(begin)
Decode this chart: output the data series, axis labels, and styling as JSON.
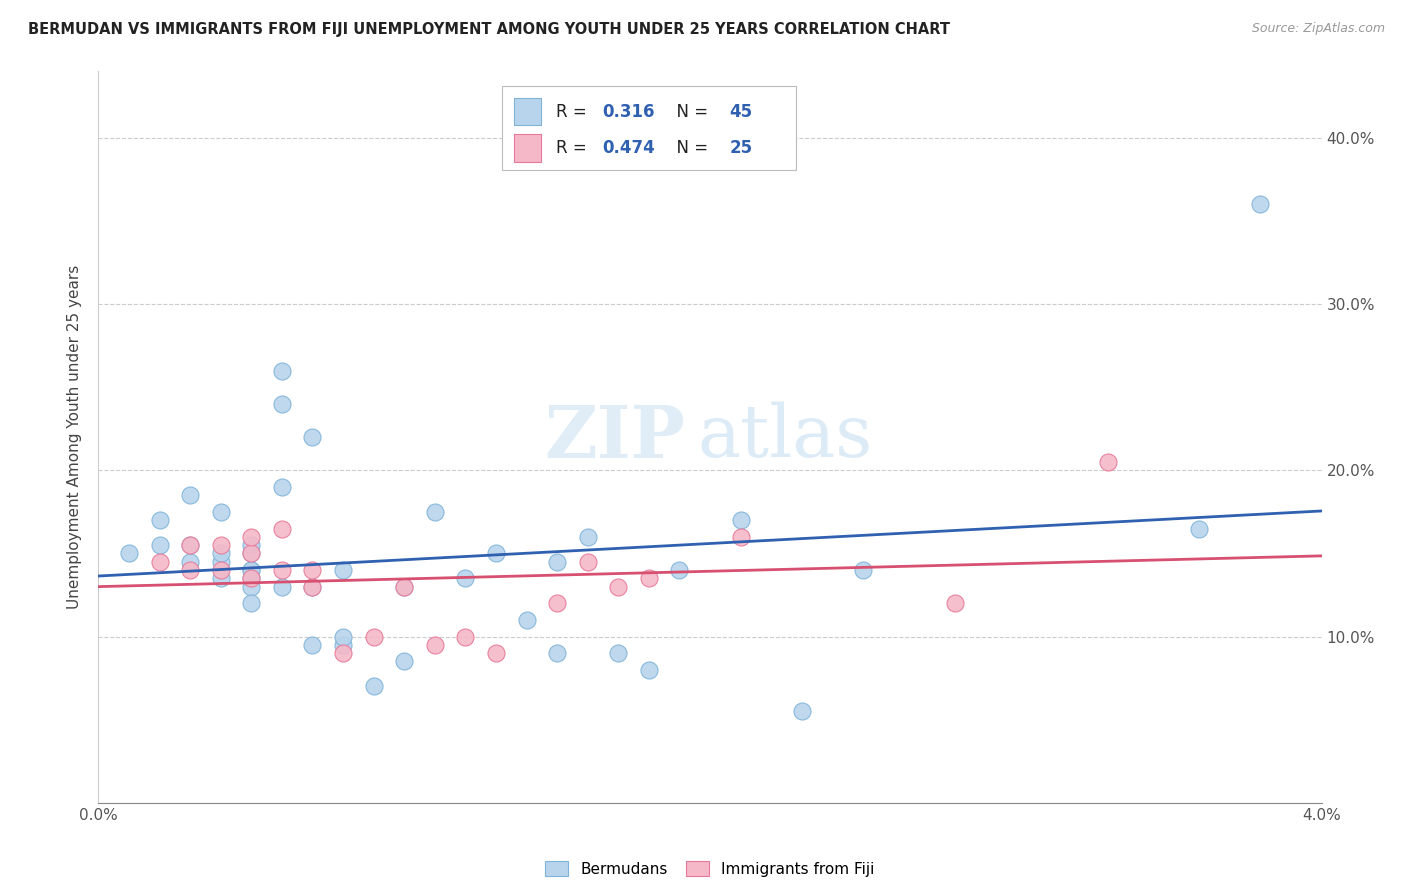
{
  "title": "BERMUDAN VS IMMIGRANTS FROM FIJI UNEMPLOYMENT AMONG YOUTH UNDER 25 YEARS CORRELATION CHART",
  "source": "Source: ZipAtlas.com",
  "ylabel": "Unemployment Among Youth under 25 years",
  "xlim": [
    0.0,
    0.04
  ],
  "ylim": [
    0.0,
    0.44
  ],
  "bermudans_r": 0.316,
  "bermudans_n": 45,
  "fiji_r": 0.474,
  "fiji_n": 25,
  "bermudans_color": "#b8d4ec",
  "bermudans_edge_color": "#7fb3d9",
  "fiji_color": "#f5b8c8",
  "fiji_edge_color": "#e87898",
  "trend_bermudans_color": "#3060b0",
  "trend_fiji_color": "#d85070",
  "watermark_zip": "ZIP",
  "watermark_atlas": "atlas",
  "bermudans_x": [
    0.001,
    0.002,
    0.002,
    0.003,
    0.003,
    0.003,
    0.004,
    0.004,
    0.004,
    0.004,
    0.005,
    0.005,
    0.005,
    0.005,
    0.005,
    0.005,
    0.005,
    0.006,
    0.006,
    0.006,
    0.006,
    0.007,
    0.007,
    0.007,
    0.008,
    0.008,
    0.008,
    0.009,
    0.01,
    0.01,
    0.011,
    0.012,
    0.013,
    0.014,
    0.015,
    0.015,
    0.016,
    0.017,
    0.018,
    0.019,
    0.021,
    0.023,
    0.025,
    0.036,
    0.038
  ],
  "bermudans_y": [
    0.15,
    0.155,
    0.17,
    0.145,
    0.155,
    0.185,
    0.135,
    0.145,
    0.15,
    0.175,
    0.135,
    0.14,
    0.15,
    0.155,
    0.14,
    0.13,
    0.12,
    0.13,
    0.19,
    0.24,
    0.26,
    0.095,
    0.13,
    0.22,
    0.095,
    0.1,
    0.14,
    0.07,
    0.085,
    0.13,
    0.175,
    0.135,
    0.15,
    0.11,
    0.09,
    0.145,
    0.16,
    0.09,
    0.08,
    0.14,
    0.17,
    0.055,
    0.14,
    0.165,
    0.36
  ],
  "fiji_x": [
    0.002,
    0.003,
    0.003,
    0.004,
    0.004,
    0.005,
    0.005,
    0.005,
    0.006,
    0.006,
    0.007,
    0.007,
    0.008,
    0.009,
    0.01,
    0.011,
    0.012,
    0.013,
    0.015,
    0.016,
    0.017,
    0.018,
    0.021,
    0.028,
    0.033
  ],
  "fiji_y": [
    0.145,
    0.14,
    0.155,
    0.14,
    0.155,
    0.135,
    0.15,
    0.16,
    0.14,
    0.165,
    0.13,
    0.14,
    0.09,
    0.1,
    0.13,
    0.095,
    0.1,
    0.09,
    0.12,
    0.145,
    0.13,
    0.135,
    0.16,
    0.12,
    0.205
  ]
}
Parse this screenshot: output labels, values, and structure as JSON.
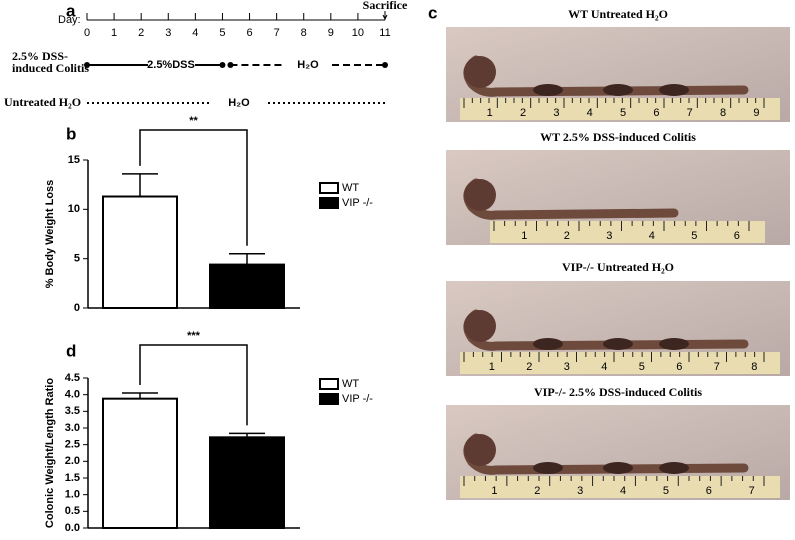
{
  "panels": [
    "a",
    "b",
    "c",
    "d"
  ],
  "timeline": {
    "day_label": "Day:",
    "days": [
      "0",
      "1",
      "2",
      "3",
      "4",
      "5",
      "6",
      "7",
      "8",
      "9",
      "10",
      "11"
    ],
    "sacrifice": "Sacrifice",
    "rows": [
      {
        "label": [
          "2.5% DSS-",
          "induced Colitis"
        ],
        "phase1": "2.5%DSS",
        "phase2": "H₂O"
      },
      {
        "label": [
          "Untreated H₂O"
        ],
        "phase2": "H₂O"
      }
    ]
  },
  "chart_data": [
    {
      "type": "bar",
      "ylabel": "% Body Weight Loss",
      "categories": [
        null
      ],
      "series": [
        {
          "name": "WT",
          "color": "#ffffff",
          "values": [
            11.3
          ],
          "errors": [
            2.3
          ]
        },
        {
          "name": "VIP -/-",
          "color": "#000000",
          "values": [
            4.4
          ],
          "errors": [
            1.1
          ]
        }
      ],
      "ylim": [
        0,
        15
      ],
      "yticks": [
        0,
        5,
        10,
        15
      ],
      "annotation": "**",
      "legend": "right"
    },
    {
      "type": "bar",
      "ylabel": "Colonic Weight/Length Ratio",
      "categories": [
        null
      ],
      "series": [
        {
          "name": "WT",
          "color": "#ffffff",
          "values": [
            3.88
          ],
          "errors": [
            0.17
          ]
        },
        {
          "name": "VIP -/-",
          "color": "#000000",
          "values": [
            2.72
          ],
          "errors": [
            0.12
          ]
        }
      ],
      "ylim": [
        0,
        4.5
      ],
      "yticks": [
        {
          "value": 0,
          "label": "0.0"
        },
        0.5,
        {
          "value": 1,
          "label": "1.0"
        },
        1.5,
        {
          "value": 2,
          "label": "2.0"
        },
        2.5,
        {
          "value": 3,
          "label": "3.0"
        },
        3.5,
        {
          "value": 4,
          "label": "4.0"
        },
        4.5
      ],
      "annotation": "***",
      "legend": "right"
    }
  ],
  "photos": [
    {
      "title": "WT    Untreated H₂O",
      "ruler": [
        "1",
        "2",
        "3",
        "4",
        "5",
        "6",
        "7",
        "8",
        "9"
      ]
    },
    {
      "title": "WT    2.5% DSS-induced Colitis",
      "ruler": [
        "1",
        "2",
        "3",
        "4",
        "5",
        "6"
      ]
    },
    {
      "title": "VIP-/- Untreated H₂O",
      "ruler": [
        "1",
        "2",
        "3",
        "4",
        "5",
        "6",
        "7",
        "8"
      ]
    },
    {
      "title": "VIP-/- 2.5% DSS-induced Colitis",
      "ruler": [
        "1",
        "2",
        "3",
        "4",
        "5",
        "6",
        "7"
      ]
    }
  ]
}
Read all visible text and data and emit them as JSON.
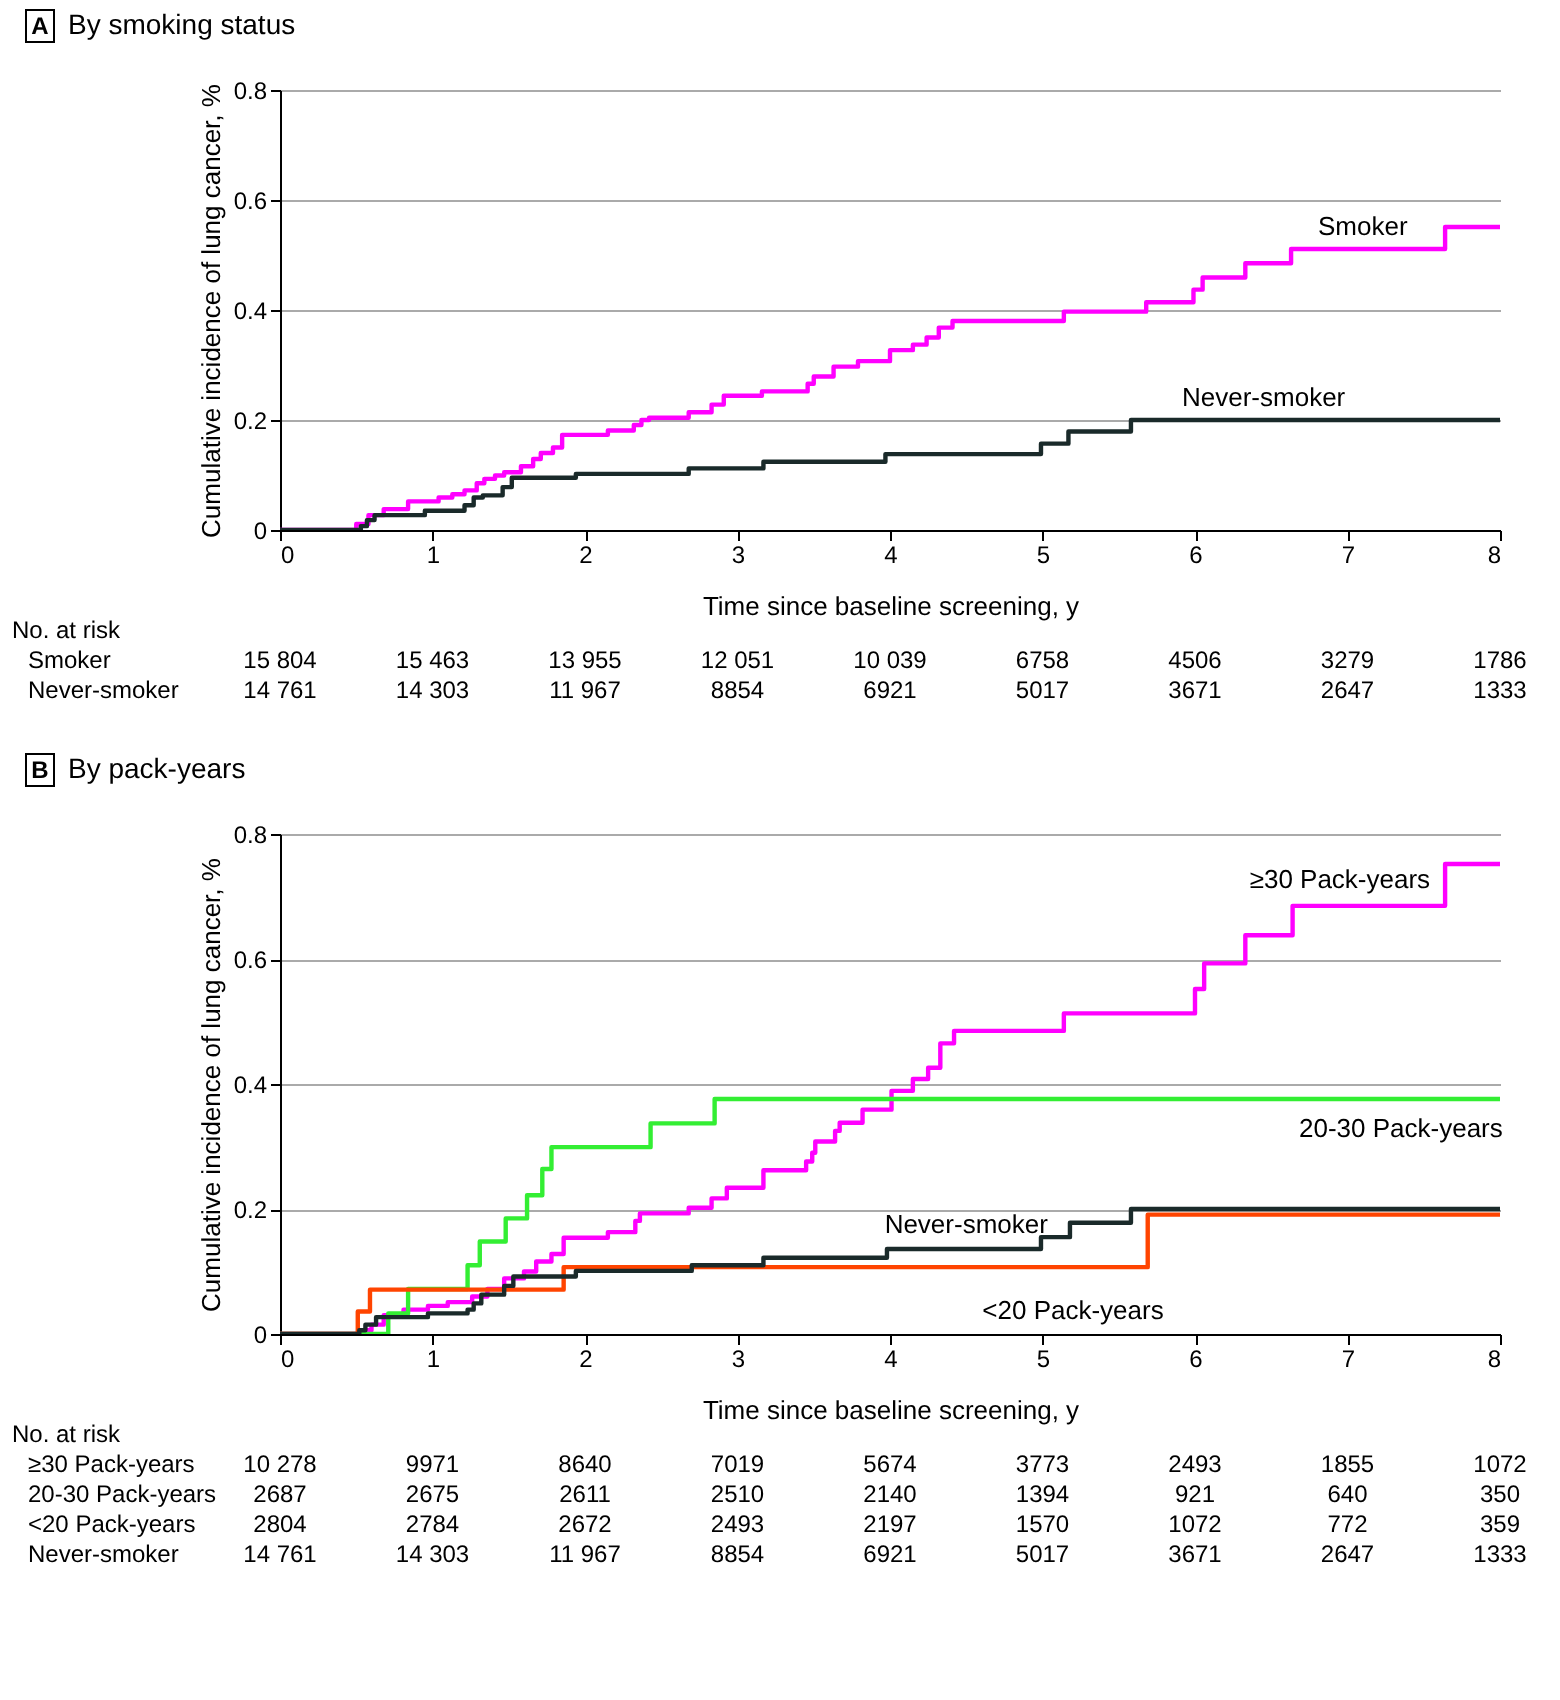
(end)
Repeat the material above in full and exactly, apart from the pictures.

▶ _CORRECT RESULT_:
Decode this chart: output the data series, axis labels, and styling as JSON.
{
  "title": "BERMUDAN VS IMMIGRANTS FROM FIJI UNEMPLOYMENT AMONG YOUTH UNDER 25 YEARS CORRELATION CHART",
  "source": "Source: ZipAtlas.com",
  "ylabel": "Unemployment Among Youth under 25 years",
  "xlim": [
    0.0,
    0.04
  ],
  "ylim": [
    0.0,
    0.44
  ],
  "bermudans_r": 0.316,
  "bermudans_n": 45,
  "fiji_r": 0.474,
  "fiji_n": 25,
  "bermudans_color": "#b8d4ec",
  "bermudans_edge_color": "#7fb3d9",
  "fiji_color": "#f5b8c8",
  "fiji_edge_color": "#e87898",
  "trend_bermudans_color": "#3060b0",
  "trend_fiji_color": "#d85070",
  "watermark_zip": "ZIP",
  "watermark_atlas": "atlas",
  "bermudans_x": [
    0.001,
    0.002,
    0.002,
    0.003,
    0.003,
    0.003,
    0.004,
    0.004,
    0.004,
    0.004,
    0.005,
    0.005,
    0.005,
    0.005,
    0.005,
    0.005,
    0.005,
    0.006,
    0.006,
    0.006,
    0.006,
    0.007,
    0.007,
    0.007,
    0.008,
    0.008,
    0.008,
    0.009,
    0.01,
    0.01,
    0.011,
    0.012,
    0.013,
    0.014,
    0.015,
    0.015,
    0.016,
    0.017,
    0.018,
    0.019,
    0.021,
    0.023,
    0.025,
    0.036,
    0.038
  ],
  "bermudans_y": [
    0.15,
    0.155,
    0.17,
    0.145,
    0.155,
    0.185,
    0.135,
    0.145,
    0.15,
    0.175,
    0.135,
    0.14,
    0.15,
    0.155,
    0.14,
    0.13,
    0.12,
    0.13,
    0.19,
    0.24,
    0.26,
    0.095,
    0.13,
    0.22,
    0.095,
    0.1,
    0.14,
    0.07,
    0.085,
    0.13,
    0.175,
    0.135,
    0.15,
    0.11,
    0.09,
    0.145,
    0.16,
    0.09,
    0.08,
    0.14,
    0.17,
    0.055,
    0.14,
    0.165,
    0.36
  ],
  "fiji_x": [
    0.002,
    0.003,
    0.003,
    0.004,
    0.004,
    0.005,
    0.005,
    0.005,
    0.006,
    0.006,
    0.007,
    0.007,
    0.008,
    0.009,
    0.01,
    0.011,
    0.012,
    0.013,
    0.015,
    0.016,
    0.017,
    0.018,
    0.021,
    0.028,
    0.033
  ],
  "fiji_y": [
    0.145,
    0.14,
    0.155,
    0.14,
    0.155,
    0.135,
    0.15,
    0.16,
    0.14,
    0.165,
    0.13,
    0.14,
    0.09,
    0.1,
    0.13,
    0.095,
    0.1,
    0.09,
    0.12,
    0.145,
    0.13,
    0.135,
    0.16,
    0.12,
    0.205
  ]
}
Parse this screenshot: output labels, values, and structure as JSON.
{
  "panels": [
    "a",
    "b",
    "c",
    "d"
  ],
  "timeline": {
    "day_label": "Day:",
    "days": [
      "0",
      "1",
      "2",
      "3",
      "4",
      "5",
      "6",
      "7",
      "8",
      "9",
      "10",
      "11"
    ],
    "sacrifice": "Sacrifice",
    "rows": [
      {
        "label": [
          "2.5% DSS-",
          "induced Colitis"
        ],
        "phase1": "2.5%DSS",
        "phase2": "H₂O"
      },
      {
        "label": [
          "Untreated H₂O"
        ],
        "phase2": "H₂O"
      }
    ]
  },
  "chart_data": [
    {
      "type": "bar",
      "ylabel": "% Body Weight Loss",
      "categories": [
        null
      ],
      "series": [
        {
          "name": "WT",
          "color": "#ffffff",
          "values": [
            11.3
          ],
          "errors": [
            2.3
          ]
        },
        {
          "name": "VIP -/-",
          "color": "#000000",
          "values": [
            4.4
          ],
          "errors": [
            1.1
          ]
        }
      ],
      "ylim": [
        0,
        15
      ],
      "yticks": [
        0,
        5,
        10,
        15
      ],
      "annotation": "**",
      "legend": "right"
    },
    {
      "type": "bar",
      "ylabel": "Colonic Weight/Length Ratio",
      "categories": [
        null
      ],
      "series": [
        {
          "name": "WT",
          "color": "#ffffff",
          "values": [
            3.88
          ],
          "errors": [
            0.17
          ]
        },
        {
          "name": "VIP -/-",
          "color": "#000000",
          "values": [
            2.72
          ],
          "errors": [
            0.12
          ]
        }
      ],
      "ylim": [
        0,
        4.5
      ],
      "yticks": [
        {
          "value": 0,
          "label": "0.0"
        },
        0.5,
        {
          "value": 1,
          "label": "1.0"
        },
        1.5,
        {
          "value": 2,
          "label": "2.0"
        },
        2.5,
        {
          "value": 3,
          "label": "3.0"
        },
        3.5,
        {
          "value": 4,
          "label": "4.0"
        },
        4.5
      ],
      "annotation": "***",
      "legend": "right"
    }
  ],
  "photos": [
    {
      "title": "WT    Untreated H₂O",
      "ruler": [
        "1",
        "2",
        "3",
        "4",
        "5",
        "6",
        "7",
        "8",
        "9"
      ]
    },
    {
      "title": "WT    2.5% DSS-induced Colitis",
      "ruler": [
        "1",
        "2",
        "3",
        "4",
        "5",
        "6"
      ]
    },
    {
      "title": "VIP-/- Untreated H₂O",
      "ruler": [
        "1",
        "2",
        "3",
        "4",
        "5",
        "6",
        "7",
        "8"
      ]
    },
    {
      "title": "VIP-/- 2.5% DSS-induced Colitis",
      "ruler": [
        "1",
        "2",
        "3",
        "4",
        "5",
        "6",
        "7"
      ]
    }
  ]
}
Read all visible text and data and emit them as JSON.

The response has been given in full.